## 原文資料
水溶性潤滑剤の耐荷重能をシエル式高速四球試験機を用いて検討した。高級脂肪酸のカリウム塩 (カリウム石ケン) と, カリウム石ケンを含む市販の水溶性潤滑剤3種類の焼付荷重を, 全油分濃度をかえて測定した。
全油分濃度の変化により, いずれの場合にも焼付荷重に極大が現れ, 石ケン単独あるいは, 水溶性潤滑剤の臨界ミセル濃度(cmc) と, それらの極大値を示す濃度がほぼ一致した。
界面化学的な考察として, 表面張力とpHの測定を行い, それらが焼付荷重の変化傾向と対応していることを確認した。
試験の回転速度と焼付荷重の関係を Fig. 2に示し, 全濃度(油分を含む) と焼付荷重の関係を Fig. 3に示した。Fig. 3より, 水溶性潤滑剤は1%前後, カリウム石ケンは0.1%付近に焼付荷重の極大値を持つことがわかる。同時に Fig. 4の表面張力図 Fig. 5のpH図からも, Fig. 3に焼付荷重極大濃度に対応したcmc濃度およびpHの極大を示す濃度がそれぞれ観測された。
今回の測定により, 低濃度における水溶性潤滑剤の耐焼付性は, 石ケンの金属面への吸着の濃度特性および, その吸着膜中の油分に, 大きく依存していることが推定された。

## 提供データ
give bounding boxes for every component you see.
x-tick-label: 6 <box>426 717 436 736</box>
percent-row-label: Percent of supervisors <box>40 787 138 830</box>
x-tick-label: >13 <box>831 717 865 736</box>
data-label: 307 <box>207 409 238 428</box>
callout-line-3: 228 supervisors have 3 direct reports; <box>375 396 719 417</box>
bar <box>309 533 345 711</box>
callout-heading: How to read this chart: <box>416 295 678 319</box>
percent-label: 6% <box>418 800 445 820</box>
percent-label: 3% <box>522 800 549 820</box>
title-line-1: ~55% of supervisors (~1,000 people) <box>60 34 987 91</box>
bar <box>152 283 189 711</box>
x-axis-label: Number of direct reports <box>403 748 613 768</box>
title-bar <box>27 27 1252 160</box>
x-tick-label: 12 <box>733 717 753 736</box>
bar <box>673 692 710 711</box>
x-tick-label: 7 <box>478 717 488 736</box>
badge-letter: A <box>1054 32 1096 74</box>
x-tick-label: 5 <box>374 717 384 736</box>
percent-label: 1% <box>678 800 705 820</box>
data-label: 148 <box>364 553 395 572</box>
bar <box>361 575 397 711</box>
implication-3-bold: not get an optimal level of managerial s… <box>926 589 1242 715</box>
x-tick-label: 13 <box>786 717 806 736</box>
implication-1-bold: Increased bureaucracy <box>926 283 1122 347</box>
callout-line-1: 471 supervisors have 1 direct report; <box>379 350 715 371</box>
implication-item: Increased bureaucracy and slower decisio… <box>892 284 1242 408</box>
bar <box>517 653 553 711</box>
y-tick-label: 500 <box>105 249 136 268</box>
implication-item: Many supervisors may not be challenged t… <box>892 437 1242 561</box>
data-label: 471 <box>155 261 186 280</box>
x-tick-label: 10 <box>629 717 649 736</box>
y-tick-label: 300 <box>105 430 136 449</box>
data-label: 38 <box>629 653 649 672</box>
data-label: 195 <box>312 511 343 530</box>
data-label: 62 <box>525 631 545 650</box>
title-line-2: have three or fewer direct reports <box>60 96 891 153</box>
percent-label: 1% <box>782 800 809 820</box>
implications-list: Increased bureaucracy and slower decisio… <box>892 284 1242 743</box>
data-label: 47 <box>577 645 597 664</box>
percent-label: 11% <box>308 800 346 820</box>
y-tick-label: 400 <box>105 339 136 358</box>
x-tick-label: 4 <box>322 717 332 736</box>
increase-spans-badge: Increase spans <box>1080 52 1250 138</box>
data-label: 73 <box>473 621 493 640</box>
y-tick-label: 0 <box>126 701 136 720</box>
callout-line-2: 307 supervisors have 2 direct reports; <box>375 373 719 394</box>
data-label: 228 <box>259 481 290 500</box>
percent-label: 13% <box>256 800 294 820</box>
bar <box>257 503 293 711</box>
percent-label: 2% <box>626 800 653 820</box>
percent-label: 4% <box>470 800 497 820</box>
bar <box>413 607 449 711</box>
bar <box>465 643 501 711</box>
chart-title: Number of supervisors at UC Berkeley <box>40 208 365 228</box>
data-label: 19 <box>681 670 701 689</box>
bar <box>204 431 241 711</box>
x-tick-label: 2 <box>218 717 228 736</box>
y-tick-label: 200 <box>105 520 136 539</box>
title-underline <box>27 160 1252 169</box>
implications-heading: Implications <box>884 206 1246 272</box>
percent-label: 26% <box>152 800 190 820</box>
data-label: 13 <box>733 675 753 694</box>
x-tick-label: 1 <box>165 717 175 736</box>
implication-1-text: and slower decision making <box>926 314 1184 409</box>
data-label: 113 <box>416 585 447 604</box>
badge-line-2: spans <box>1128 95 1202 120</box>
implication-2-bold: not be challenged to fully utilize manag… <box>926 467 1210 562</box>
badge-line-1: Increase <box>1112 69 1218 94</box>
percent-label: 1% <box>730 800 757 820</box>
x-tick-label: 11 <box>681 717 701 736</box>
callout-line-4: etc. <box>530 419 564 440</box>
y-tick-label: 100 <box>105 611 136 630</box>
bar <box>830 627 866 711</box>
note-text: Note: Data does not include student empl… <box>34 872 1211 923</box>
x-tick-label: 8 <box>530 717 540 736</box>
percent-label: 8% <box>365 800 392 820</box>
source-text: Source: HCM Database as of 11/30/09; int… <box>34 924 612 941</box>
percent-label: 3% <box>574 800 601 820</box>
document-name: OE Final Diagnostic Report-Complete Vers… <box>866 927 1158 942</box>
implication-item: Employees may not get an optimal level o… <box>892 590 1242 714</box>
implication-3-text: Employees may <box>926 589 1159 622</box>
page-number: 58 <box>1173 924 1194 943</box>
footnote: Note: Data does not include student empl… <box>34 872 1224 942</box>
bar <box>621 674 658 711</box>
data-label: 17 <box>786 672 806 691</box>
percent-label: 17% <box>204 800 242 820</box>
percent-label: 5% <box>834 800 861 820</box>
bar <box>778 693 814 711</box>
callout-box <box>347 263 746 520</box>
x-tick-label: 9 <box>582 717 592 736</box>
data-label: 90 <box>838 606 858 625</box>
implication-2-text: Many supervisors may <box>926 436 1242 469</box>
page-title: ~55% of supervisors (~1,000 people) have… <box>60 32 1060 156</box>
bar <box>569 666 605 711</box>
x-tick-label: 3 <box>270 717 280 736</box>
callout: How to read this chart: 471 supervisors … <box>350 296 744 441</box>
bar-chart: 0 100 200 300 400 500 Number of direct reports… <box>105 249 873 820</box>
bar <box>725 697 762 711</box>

## 短い練習
原文資料から、「界面化学的な考察として, 表面張力とpHの測定を行い, それらが焼付荷重の変化傾向と対応していることを確認した。」を含む語句で始まり「石ケンの金属面への吸着の濃度特性および, その吸着膜中の油分に, 大きく依存していることが推定された。」で終わる部分を、一字一句変えずに書き写してください。

## 完全な解答
界面化学的な考察として, 表面張力とpHの測定を行い, それらが焼付荷重の変化傾向と対応していることを確認した。
試験の回転速度と焼付荷重の関係を Fig. 2に示し, 全濃度(油分を含む) と焼付荷重の関係を Fig. 3に示した。Fig. 3より, 水溶性潤滑剤は1%前後, カリウム石ケンは0.1%付近に焼付荷重の極大値を持つことがわかる。同時に Fig. 4の表面張力図 Fig. 5のpH図からも, Fig. 3に焼付荷重極大濃度に対応したcmc濃度およびpHの極大を示す濃度がそれぞれ観測された。
今回の測定により, 低濃度における水溶性潤滑剤の耐焼付性は, 石ケンの金属面への吸着の濃度特性および, その吸着膜中の油分に, 大きく依存していることが推定された。